▸ Text excerpt:
Fantastic Fusion: Discovering Jazz Subgenres and Their Influential Artistes
Jazz is such a grand and diverse genre of music, there’s no surprise that it has more subgenres than you can shake a stick at.
Now, we understand that music genres aren’t always an exact science and that sometimes a genre can be in the ear of the beholder.
For example, one person’s hard rock could be another’s heavy metal. But when it comes to jazz, these fantastic fusions of creativity stand out on their own and become almost as popular as the original flavour.
As genre names primarily help record store owners catalogue their stock, a lot of the labels stuck onto older music were done so retroactively. At the time of performing a lot of the music below, the artistes will have been categorised simply as jazz or they possibly labelled their work as “their own form” of jazz.
What’s in a label, right?
So, let’s take a look at some of the best jazz subgenres and the influential artistes behind them.
The earliest subgenre of jazz had been conceived and developed long before it was printed onto sheet music.
The first ragtime composition to be published was “La Pas Ma La” in 1895. It was written by minstrel comedian Ernest Hogan.
The following year, Ben Harvey’s “You’ve Been A Good Old Wagon But You Done Broke Down” was a success and it helped launch the genre to the masses.
Ragtime’s syncopated or “ragged” rhythm is the key trait to its sound.
Texan-born composer and pianist Scott Joplin wrote over 40 ragtime songs, one ragtime ballet and two operas in his career. He became known as the “King of Ragtime” and was posthumously awarded a Pulitzer Prize in 1976.
“Maple Leaf Rag” and “The Entertainer” are instantly recognisable hits of Joplin’s.
DIXIELAND JAZZ (1900S)
Also known as New Orleans jazz, hot jazz, traditional jazz or simply Dixieland, this subgenre of jazz reared its head at the start of the 20th century.
The first-ever jazz recording was made in 1917 by the Original Dixieland Jass Band, who soon after changed the spelling of “jass” in their name to “jazz”.
At the time, the term Dixieland was first used to describe this single band and not an entire genre.
ORIGINAL DIXIELAND JAZZ BAND
The Original Dixieland Jazz Band’s sound blended New Orleans’ ragtime with Sicilian music and it took off.
Not only did the band get plenty of attention for themselves, but other artistes emulated the sound and a whole new subgenre was created.
With many classics in their repertoire, “Tiger Rag” is their most famous. It was recorded in 1917, not long after their debut release “Livery Stable Blues”.
BIG BAND (1910S)
Before big band came into existence, social dance halls were flooded with the polka and the waltz. Jazz’s influence changed that in the early 1910s when more energetic dances came out of New Orleans and found their way to cities like New York City and Chicago.
Bandleaders saw the growing demand for punters to do the Lindy Hop and the jitterbug in public, so they created their own big bands to satisfy those needs.
Big band groups generally consist of four sections: trombones, trumpets, saxophones, and a rhythm section of a piano, guitar, double bass and drums.

▸ Exercise tasks:
#1 In the rows, copy out word for word every line from the one with "folder-square-icon — [65, 303, 74, 313]" to the one with "folder-square-icon — [65, 339, 74, 349]", including both of those lines.
#2 Continue the article on jazz subgenres from its last sentence.

▸ Records provided:
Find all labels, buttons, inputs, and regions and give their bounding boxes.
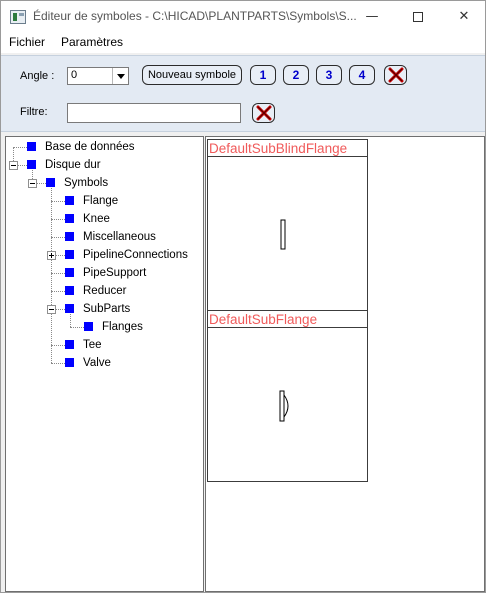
folder-square-icon — [65, 303, 74, 313]
folder-square-icon — [65, 195, 74, 205]
chevron-down-icon[interactable] — [112, 68, 128, 84]
tree-connector — [70, 327, 84, 328]
app-icon — [10, 10, 26, 24]
angle-preset-4-button[interactable]: 4 — [349, 65, 375, 85]
angle-label: Angle : — [20, 70, 55, 82]
minimize-button[interactable]: — — [349, 1, 395, 33]
tree-item-symbols[interactable]: Symbols — [46, 175, 108, 191]
folder-square-icon — [46, 177, 55, 187]
tree-item-subparts[interactable]: SubParts — [65, 301, 130, 317]
maximize-icon — [413, 11, 423, 22]
folder-square-icon — [65, 339, 74, 349]
tree-item-base-de-donnees[interactable]: Base de données — [27, 139, 135, 155]
blind-flange-symbol-icon — [280, 219, 286, 250]
tree-connector — [51, 363, 65, 364]
folder-square-icon — [65, 213, 74, 223]
tree-item-label: SubParts — [83, 303, 131, 315]
tree-connector — [51, 237, 65, 238]
collapse-toggle-symbols[interactable] — [28, 179, 37, 188]
tree-connector — [56, 309, 65, 310]
tree-item-label: PipeSupport — [83, 267, 147, 279]
tree-item-label: Reducer — [83, 285, 127, 297]
clear-filter-button[interactable] — [252, 103, 275, 123]
tree-item-flange[interactable]: Flange — [65, 193, 118, 209]
tree-connector — [18, 165, 27, 166]
angle-preset-2-button[interactable]: 2 — [283, 65, 309, 85]
angle-select[interactable]: 0 — [67, 67, 129, 85]
tree-connector — [51, 273, 65, 274]
tree-item-disque-dur[interactable]: Disque dur — [27, 157, 101, 173]
tree-item-pipelineconnections[interactable]: PipelineConnections — [65, 247, 188, 263]
collapse-toggle-subparts[interactable] — [47, 305, 56, 314]
symbol-card-defaultsubflange[interactable]: DefaultSubFlange — [207, 310, 368, 482]
window-title: Éditeur de symboles - C:\HICAD\PLANTPART… — [33, 9, 357, 23]
angle-preset-1-button[interactable]: 1 — [250, 65, 276, 85]
tree-item-label: Knee — [83, 213, 110, 225]
menu-fichier[interactable]: Fichier — [9, 35, 45, 49]
tree-item-reducer[interactable]: Reducer — [65, 283, 126, 299]
tree-item-label: Symbols — [64, 177, 109, 189]
tree-connector — [51, 345, 65, 346]
tree-item-label: Valve — [83, 357, 111, 369]
tree-connector — [51, 188, 52, 363]
symbol-gallery[interactable]: DefaultSubBlindFlange DefaultSubFlange — [205, 136, 485, 592]
folder-square-icon — [65, 231, 74, 241]
folder-square-icon — [27, 159, 36, 169]
tree-item-tee[interactable]: Tee — [65, 337, 102, 353]
filter-input[interactable] — [67, 103, 241, 123]
delete-symbol-button[interactable] — [384, 65, 407, 85]
folder-square-icon — [65, 357, 74, 367]
tree-item-label: Flange — [83, 195, 119, 207]
title-bar[interactable]: Éditeur de symboles - C:\HICAD\PLANTPART… — [1, 1, 485, 33]
tree-item-label: Disque dur — [45, 159, 101, 171]
tree-item-label: Base de données — [45, 141, 135, 153]
expand-toggle-pipelineconnections[interactable] — [47, 251, 56, 260]
tree-connector — [37, 183, 46, 184]
tree-connector — [13, 147, 27, 148]
tree-connector — [51, 219, 65, 220]
symbol-editor-window: Éditeur de symboles - C:\HICAD\PLANTPART… — [0, 0, 486, 593]
menu-parametres[interactable]: Paramètres — [61, 35, 123, 49]
symbol-name: DefaultSubFlange — [208, 311, 367, 328]
symbol-card-defaultsubblindflange[interactable]: DefaultSubBlindFlange — [207, 139, 368, 311]
tree-item-knee[interactable]: Knee — [65, 211, 110, 227]
tree-connector — [51, 291, 65, 292]
tree-connector — [51, 201, 65, 202]
delete-x-icon — [388, 67, 404, 83]
tree-item-valve[interactable]: Valve — [65, 355, 111, 371]
folder-square-icon — [65, 267, 74, 277]
tree-item-label: Miscellaneous — [83, 231, 156, 243]
tree-item-pipesupport[interactable]: PipeSupport — [65, 265, 146, 281]
tree-item-miscellaneous[interactable]: Miscellaneous — [65, 229, 156, 245]
tree-item-label: PipelineConnections — [83, 249, 188, 261]
collapse-toggle-disque-dur[interactable] — [9, 161, 18, 170]
angle-preset-3-button[interactable]: 3 — [316, 65, 342, 85]
new-symbol-button[interactable]: Nouveau symbole — [142, 65, 242, 85]
tree-item-flanges[interactable]: Flanges — [84, 319, 143, 335]
folder-square-icon — [65, 285, 74, 295]
symbol-name: DefaultSubBlindFlange — [208, 140, 367, 157]
tree-item-label: Flanges — [102, 321, 143, 333]
flange-symbol-icon — [279, 390, 289, 422]
filter-label: Filtre: — [20, 106, 48, 118]
folder-square-icon — [65, 249, 74, 259]
folder-square-icon — [27, 141, 36, 151]
angle-value: 0 — [71, 69, 78, 81]
toolbar: Angle : 0 Nouveau symbole 1 2 3 4 Filtre… — [1, 55, 485, 132]
close-button[interactable]: ✕ — [441, 1, 485, 33]
maximize-button[interactable] — [395, 1, 441, 33]
folder-tree[interactable]: Base de données Disque dur Symbols Flang… — [5, 136, 204, 592]
menu-bar: Fichier Paramètres — [1, 33, 485, 53]
tree-item-label: Tee — [83, 339, 102, 351]
tree-connector — [56, 255, 65, 256]
clear-x-icon — [256, 105, 272, 121]
folder-square-icon — [84, 321, 93, 331]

▸ Written responses:
#1
folder-square-icon — [65, 303, 74, 313]
folder-square-icon — [65, 195, 74, 205]
chevron-down-icon[interactable] — [112, 68, 128, 84]
tree-connector — [70, 327, 84, 328]
app-icon — [10, 10, 26, 24]
angle-preset-4-button[interactable]: 4 — [349, 65, 375, 85]
angle-label: Angle : — [20, 70, 55, 82]
minimize-button[interactable]: — — [349, 1, 395, 33]
tree-item-symbols[interactable]: Symbols — [46, 175, 108, 191]
folder-square-icon — [46, 177, 55, 187]
tree-item-subparts[interactable]: SubParts — [65, 301, 130, 317]
maximize-icon — [413, 11, 423, 22]
folder-square-icon — [65, 339, 74, 349]

#2
However, these were more like guidelines than strict rules, as different bands experimented with a variety of combinations.
Duke Ellington was a legendary musician and bandleader whose rise to fame came through his band’s appearances at the Cotton Club in Harlem. He wrote or collaborated on over a thousand compositions, many of which greatly contributed to the swing subgenre waiting around the corner.
It would be easy to mention him in many of jazz’s subgenres, but his most notable contribution is likely to big band.
ORCHESTRAL JAZZ (1920S)
Also known as symphonic jazz, orchestral jazz is only a couple of doors away from big band.
Just like with big band, orchestral jazz groups are divided up into sections based on instrument type. However, where big band acts offer somewhere around ten performers, orchestral jazz aims for around 30.
Other differences include a wider selection of instrument types and the occasional preference that the audience sits and watches quietly.
Fletcher “Smack” Henderson was a master pianist, arranger, composer and bandleader. He came from Cuthbert, Georgia, and his smooth, stylish aura was just one aspect of him that drew the attention of crowds.
Making his name in New York around the same time as Ellington, Henderson was also crucial to the development of swing and other jazz subgenres that would come to be.
Swing developed in different stages and in different directions from the 1930s until the 1950s. The main impetus of the swing movement came from the success of big band and orchestral jazz in the 1920s.
The idea to get the crowd moving was essentially the same within swing, the number of performers on stage was just streamlined and/or rearranged in some instances.
New Jersey-born William “Count” Basie formed the Count Basie Orchestra in 1935. He led the group to Chicago in 1936 for their first recording, and he continued to lead them for almost 50 years.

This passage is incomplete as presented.